**What is needed:**
Extract and list every line that contains the word "ylabel".

Data listing:
⁂
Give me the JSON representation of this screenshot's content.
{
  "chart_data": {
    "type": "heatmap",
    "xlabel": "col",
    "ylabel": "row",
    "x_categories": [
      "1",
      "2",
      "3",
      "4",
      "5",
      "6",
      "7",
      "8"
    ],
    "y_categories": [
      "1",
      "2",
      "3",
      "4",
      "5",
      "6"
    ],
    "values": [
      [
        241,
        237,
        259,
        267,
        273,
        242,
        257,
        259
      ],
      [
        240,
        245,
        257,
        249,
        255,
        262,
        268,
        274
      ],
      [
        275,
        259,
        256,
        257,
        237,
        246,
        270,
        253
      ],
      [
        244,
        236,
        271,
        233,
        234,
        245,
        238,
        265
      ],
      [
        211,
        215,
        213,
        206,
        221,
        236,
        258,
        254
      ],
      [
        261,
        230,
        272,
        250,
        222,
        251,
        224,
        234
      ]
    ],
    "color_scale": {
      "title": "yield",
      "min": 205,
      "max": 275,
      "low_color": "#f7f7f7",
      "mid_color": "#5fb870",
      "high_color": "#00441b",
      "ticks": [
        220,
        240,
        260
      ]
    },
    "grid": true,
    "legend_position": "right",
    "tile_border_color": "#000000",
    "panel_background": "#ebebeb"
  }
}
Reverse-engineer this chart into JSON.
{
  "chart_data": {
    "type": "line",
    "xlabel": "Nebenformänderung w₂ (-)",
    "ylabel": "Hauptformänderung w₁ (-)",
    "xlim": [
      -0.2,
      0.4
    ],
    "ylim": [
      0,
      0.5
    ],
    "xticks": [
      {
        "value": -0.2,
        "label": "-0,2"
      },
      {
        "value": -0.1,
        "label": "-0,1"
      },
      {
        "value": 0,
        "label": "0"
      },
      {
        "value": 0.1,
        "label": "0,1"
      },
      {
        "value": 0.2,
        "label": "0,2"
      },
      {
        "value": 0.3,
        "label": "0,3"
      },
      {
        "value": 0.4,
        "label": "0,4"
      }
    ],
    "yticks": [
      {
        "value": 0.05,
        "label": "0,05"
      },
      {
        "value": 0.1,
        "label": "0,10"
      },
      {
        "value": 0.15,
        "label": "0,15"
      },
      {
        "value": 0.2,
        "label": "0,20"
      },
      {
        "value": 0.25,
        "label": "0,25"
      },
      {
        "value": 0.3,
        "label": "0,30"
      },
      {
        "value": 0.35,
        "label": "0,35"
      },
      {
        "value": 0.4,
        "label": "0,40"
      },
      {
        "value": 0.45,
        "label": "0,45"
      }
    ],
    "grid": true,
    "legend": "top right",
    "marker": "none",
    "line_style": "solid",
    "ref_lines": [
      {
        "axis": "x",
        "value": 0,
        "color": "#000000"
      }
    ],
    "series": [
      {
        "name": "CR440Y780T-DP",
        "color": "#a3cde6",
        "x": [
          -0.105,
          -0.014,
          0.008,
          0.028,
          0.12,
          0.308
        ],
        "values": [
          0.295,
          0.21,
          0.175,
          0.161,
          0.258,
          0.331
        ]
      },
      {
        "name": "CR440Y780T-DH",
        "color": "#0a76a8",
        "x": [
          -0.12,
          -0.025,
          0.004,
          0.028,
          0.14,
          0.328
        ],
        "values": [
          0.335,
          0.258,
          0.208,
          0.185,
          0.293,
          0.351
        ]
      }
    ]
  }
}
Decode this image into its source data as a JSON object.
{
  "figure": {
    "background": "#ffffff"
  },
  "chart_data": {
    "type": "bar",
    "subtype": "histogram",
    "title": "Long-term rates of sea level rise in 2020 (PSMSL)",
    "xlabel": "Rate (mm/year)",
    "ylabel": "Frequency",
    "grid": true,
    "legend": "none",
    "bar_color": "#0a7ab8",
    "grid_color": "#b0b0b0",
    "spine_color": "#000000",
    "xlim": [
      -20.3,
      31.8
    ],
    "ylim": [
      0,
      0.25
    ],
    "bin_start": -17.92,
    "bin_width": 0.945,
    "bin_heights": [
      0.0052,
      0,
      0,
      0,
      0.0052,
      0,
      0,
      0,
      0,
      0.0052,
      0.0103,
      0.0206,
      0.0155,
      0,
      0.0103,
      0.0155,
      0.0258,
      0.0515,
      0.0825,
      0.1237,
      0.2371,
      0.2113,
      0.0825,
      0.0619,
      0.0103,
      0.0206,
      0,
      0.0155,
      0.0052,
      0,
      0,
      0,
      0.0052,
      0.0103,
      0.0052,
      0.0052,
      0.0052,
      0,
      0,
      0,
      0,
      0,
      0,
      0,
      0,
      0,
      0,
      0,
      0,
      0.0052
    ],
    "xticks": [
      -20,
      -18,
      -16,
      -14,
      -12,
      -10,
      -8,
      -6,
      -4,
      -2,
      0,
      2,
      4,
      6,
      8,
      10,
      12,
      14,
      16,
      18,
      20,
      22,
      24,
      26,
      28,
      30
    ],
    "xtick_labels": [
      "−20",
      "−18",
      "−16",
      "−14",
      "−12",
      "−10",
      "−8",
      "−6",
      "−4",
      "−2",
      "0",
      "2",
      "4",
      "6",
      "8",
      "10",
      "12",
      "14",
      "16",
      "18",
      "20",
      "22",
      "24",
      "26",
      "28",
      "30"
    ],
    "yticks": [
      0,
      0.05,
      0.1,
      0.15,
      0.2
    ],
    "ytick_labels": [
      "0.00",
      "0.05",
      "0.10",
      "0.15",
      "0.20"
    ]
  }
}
⁂
**Exercise solution:**
    "ylabel": "row",
    "ylabel": "Hauptformänderung w₁ (-)",
    "ylabel": "Frequency",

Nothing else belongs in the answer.